**REQUEST**
Reply only with how many lines contain the word "edit".

**SOURCE DATA**
________________
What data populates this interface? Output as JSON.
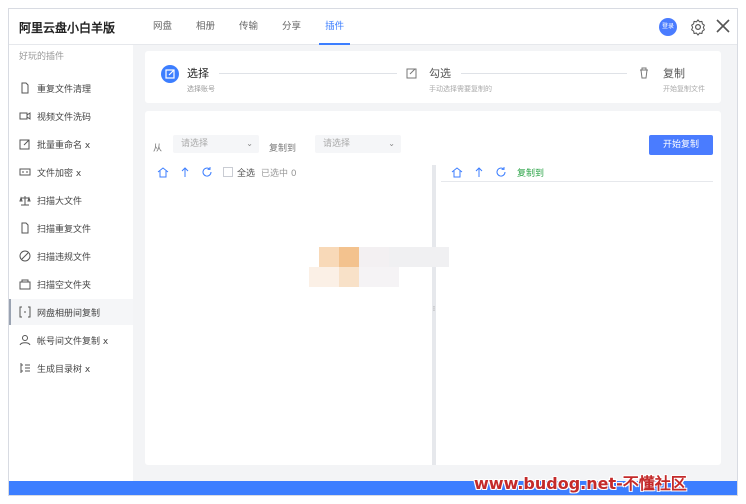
{
  "app": {
    "title": "阿里云盘小白羊版"
  },
  "header": {
    "tabs": [
      {
        "label": "网盘"
      },
      {
        "label": "相册"
      },
      {
        "label": "传输"
      },
      {
        "label": "分享"
      },
      {
        "label": "插件",
        "active": true
      }
    ],
    "login_label": "登录",
    "accent_color": "#3c7eff"
  },
  "sidebar": {
    "heading": "好玩的插件",
    "items": [
      {
        "label": "重复文件清理",
        "icon": "file-icon"
      },
      {
        "label": "视频文件洗码",
        "icon": "video-icon"
      },
      {
        "label": "批量重命名 x",
        "icon": "edit-icon"
      },
      {
        "label": "文件加密 x",
        "icon": "encrypt-icon"
      },
      {
        "label": "扫描大文件",
        "icon": "scale-icon"
      },
      {
        "label": "扫描重复文件",
        "icon": "duplicate-icon"
      },
      {
        "label": "扫描违规文件",
        "icon": "forbidden-icon"
      },
      {
        "label": "扫描空文件夹",
        "icon": "empty-folder-icon"
      },
      {
        "label": "网盘相册间复制",
        "icon": "copy-between-icon",
        "active": true
      },
      {
        "label": "帐号间文件复制 x",
        "icon": "accounts-icon"
      },
      {
        "label": "生成目录树 x",
        "icon": "tree-icon"
      }
    ]
  },
  "steps": [
    {
      "title": "选择",
      "desc": "选择账号",
      "icon": "edit-icon"
    },
    {
      "title": "勾选",
      "desc": "手动选择需要复制的",
      "icon": "checkbox-edit-icon"
    },
    {
      "title": "复制",
      "desc": "开始复制文件",
      "icon": "trash-icon"
    }
  ],
  "toolbar": {
    "from_label": "从",
    "from_placeholder": "请选择",
    "copy_to_label": "复制到",
    "to_placeholder": "请选择",
    "start_button": "开始复制"
  },
  "left_pane": {
    "select_all": "全选",
    "selected_count": "已选中 0"
  },
  "right_pane": {
    "copy_to": "复制到"
  },
  "watermark": {
    "text_a": "www.budog.net",
    "text_b": "-不懂社区"
  }
}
________________
**SOLUTION FOR THIS TASK**
3